_JOB_
Can you write out the whole listing exactly?

_SOURCE DATA_
########################################
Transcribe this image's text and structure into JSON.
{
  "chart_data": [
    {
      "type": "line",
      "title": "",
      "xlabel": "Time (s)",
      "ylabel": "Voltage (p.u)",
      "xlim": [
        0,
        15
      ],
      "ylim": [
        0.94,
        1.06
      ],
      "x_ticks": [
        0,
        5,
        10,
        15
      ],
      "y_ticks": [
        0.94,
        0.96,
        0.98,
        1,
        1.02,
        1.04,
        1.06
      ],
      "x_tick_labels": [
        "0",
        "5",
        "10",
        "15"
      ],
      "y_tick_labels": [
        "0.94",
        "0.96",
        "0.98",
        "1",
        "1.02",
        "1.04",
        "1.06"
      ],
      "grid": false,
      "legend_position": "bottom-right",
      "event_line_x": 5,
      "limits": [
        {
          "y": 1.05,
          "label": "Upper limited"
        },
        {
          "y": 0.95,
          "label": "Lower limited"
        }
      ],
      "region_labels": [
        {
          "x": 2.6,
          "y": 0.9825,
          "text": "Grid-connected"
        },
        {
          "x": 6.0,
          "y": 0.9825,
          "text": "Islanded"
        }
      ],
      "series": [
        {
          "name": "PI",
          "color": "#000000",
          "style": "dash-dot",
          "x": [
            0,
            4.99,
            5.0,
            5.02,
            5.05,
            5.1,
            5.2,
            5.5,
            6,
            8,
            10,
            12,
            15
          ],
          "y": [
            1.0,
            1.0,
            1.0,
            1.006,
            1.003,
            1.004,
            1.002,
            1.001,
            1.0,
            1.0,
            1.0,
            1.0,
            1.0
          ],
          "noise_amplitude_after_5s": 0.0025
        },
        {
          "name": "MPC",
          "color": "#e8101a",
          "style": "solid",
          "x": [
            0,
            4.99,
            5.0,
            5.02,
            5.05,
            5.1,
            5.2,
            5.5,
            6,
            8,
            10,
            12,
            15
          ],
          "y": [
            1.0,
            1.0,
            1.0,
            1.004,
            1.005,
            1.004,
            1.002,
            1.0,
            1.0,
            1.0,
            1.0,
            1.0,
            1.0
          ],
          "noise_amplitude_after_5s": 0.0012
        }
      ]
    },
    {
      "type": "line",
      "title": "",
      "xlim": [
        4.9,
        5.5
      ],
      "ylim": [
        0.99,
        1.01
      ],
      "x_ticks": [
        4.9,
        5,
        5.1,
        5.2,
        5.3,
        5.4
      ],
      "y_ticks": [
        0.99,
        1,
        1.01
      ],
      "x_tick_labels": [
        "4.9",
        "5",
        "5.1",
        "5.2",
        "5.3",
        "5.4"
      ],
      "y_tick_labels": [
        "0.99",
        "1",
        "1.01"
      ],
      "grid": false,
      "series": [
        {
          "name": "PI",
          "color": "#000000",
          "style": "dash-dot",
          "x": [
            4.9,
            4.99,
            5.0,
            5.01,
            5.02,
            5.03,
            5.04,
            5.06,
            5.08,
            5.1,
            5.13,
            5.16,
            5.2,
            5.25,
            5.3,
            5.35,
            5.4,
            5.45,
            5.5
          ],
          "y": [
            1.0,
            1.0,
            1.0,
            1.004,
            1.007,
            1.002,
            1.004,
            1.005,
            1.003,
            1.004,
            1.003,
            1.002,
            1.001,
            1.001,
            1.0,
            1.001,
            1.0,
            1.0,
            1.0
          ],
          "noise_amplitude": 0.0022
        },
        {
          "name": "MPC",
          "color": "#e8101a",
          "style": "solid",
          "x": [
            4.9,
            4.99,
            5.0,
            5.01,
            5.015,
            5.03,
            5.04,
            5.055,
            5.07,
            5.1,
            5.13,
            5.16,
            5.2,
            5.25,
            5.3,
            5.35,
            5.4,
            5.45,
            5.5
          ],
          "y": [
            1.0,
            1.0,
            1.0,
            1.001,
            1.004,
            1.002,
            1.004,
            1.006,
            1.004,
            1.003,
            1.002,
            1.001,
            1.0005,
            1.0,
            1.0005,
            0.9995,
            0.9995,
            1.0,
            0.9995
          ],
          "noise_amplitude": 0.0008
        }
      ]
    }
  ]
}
########################################
_RESPONSE TO THIS EXERCISE_
Transcribe this image's text and structure into JSON.
{
  "chart_data": [
    {
      "type": "line",
      "title": "",
      "xlabel": "Time (s)",
      "ylabel": "Voltage (p.u)",
      "xlim": [
        0,
        15
      ],
      "ylim": [
        0.94,
        1.06
      ],
      "x_ticks": [
        0,
        5,
        10,
        15
      ],
      "y_ticks": [
        0.94,
        0.96,
        0.98,
        1,
        1.02,
        1.04,
        1.06
      ],
      "x_tick_labels": [
        "0",
        "5",
        "10",
        "15"
      ],
      "y_tick_labels": [
        "0.94",
        "0.96",
        "0.98",
        "1",
        "1.02",
        "1.04",
        "1.06"
      ],
      "grid": false,
      "legend_position": "bottom-right",
      "event_line_x": 5,
      "limits": [
        {
          "y": 1.05,
          "label": "Upper limited"
        },
        {
          "y": 0.95,
          "label": "Lower limited"
        }
      ],
      "region_labels": [
        {
          "x": 2.6,
          "y": 0.9825,
          "text": "Grid-connected"
        },
        {
          "x": 6.0,
          "y": 0.9825,
          "text": "Islanded"
        }
      ],
      "series": [
        {
          "name": "PI",
          "color": "#000000",
          "style": "dash-dot",
          "x": [
            0,
            4.99,
            5.0,
            5.02,
            5.05,
            5.1,
            5.2,
            5.5,
            6,
            8,
            10,
            12,
            15
          ],
          "y": [
            1.0,
            1.0,
            1.0,
            1.006,
            1.003,
            1.004,
            1.002,
            1.001,
            1.0,
            1.0,
            1.0,
            1.0,
            1.0
          ],
          "noise_amplitude_after_5s": 0.0025
        },
        {
          "name": "MPC",
          "color": "#e8101a",
          "style": "solid",
          "x": [
            0,
            4.99,
            5.0,
            5.02,
            5.05,
            5.1,
            5.2,
            5.5,
            6,
            8,
            10,
            12,
            15
          ],
          "y": [
            1.0,
            1.0,
            1.0,
            1.004,
            1.005,
            1.004,
            1.002,
            1.0,
            1.0,
            1.0,
            1.0,
            1.0,
            1.0
          ],
          "noise_amplitude_after_5s": 0.0012
        }
      ]
    },
    {
      "type": "line",
      "title": "",
      "xlim": [
        4.9,
        5.5
      ],
      "ylim": [
        0.99,
        1.01
      ],
      "x_ticks": [
        4.9,
        5,
        5.1,
        5.2,
        5.3,
        5.4
      ],
      "y_ticks": [
        0.99,
        1,
        1.01
      ],
      "x_tick_labels": [
        "4.9",
        "5",
        "5.1",
        "5.2",
        "5.3",
        "5.4"
      ],
      "y_tick_labels": [
        "0.99",
        "1",
        "1.01"
      ],
      "grid": false,
      "series": [
        {
          "name": "PI",
          "color": "#000000",
          "style": "dash-dot",
          "x": [
            4.9,
            4.99,
            5.0,
            5.01,
            5.02,
            5.03,
            5.04,
            5.06,
            5.08,
            5.1,
            5.13,
            5.16,
            5.2,
            5.25,
            5.3,
            5.35,
            5.4,
            5.45,
            5.5
          ],
          "y": [
            1.0,
            1.0,
            1.0,
            1.004,
            1.007,
            1.002,
            1.004,
            1.005,
            1.003,
            1.004,
            1.003,
            1.002,
            1.001,
            1.001,
            1.0,
            1.001,
            1.0,
            1.0,
            1.0
          ],
          "noise_amplitude": 0.0022
        },
        {
          "name": "MPC",
          "color": "#e8101a",
          "style": "solid",
          "x": [
            4.9,
            4.99,
            5.0,
            5.01,
            5.015,
            5.03,
            5.04,
            5.055,
            5.07,
            5.1,
            5.13,
            5.16,
            5.2,
            5.25,
            5.3,
            5.35,
            5.4,
            5.45,
            5.5
          ],
          "y": [
            1.0,
            1.0,
            1.0,
            1.001,
            1.004,
            1.002,
            1.004,
            1.006,
            1.004,
            1.003,
            1.002,
            1.001,
            1.0005,
            1.0,
            1.0005,
            0.9995,
            0.9995,
            1.0,
            0.9995
          ],
          "noise_amplitude": 0.0008
        }
      ]
    }
  ]
}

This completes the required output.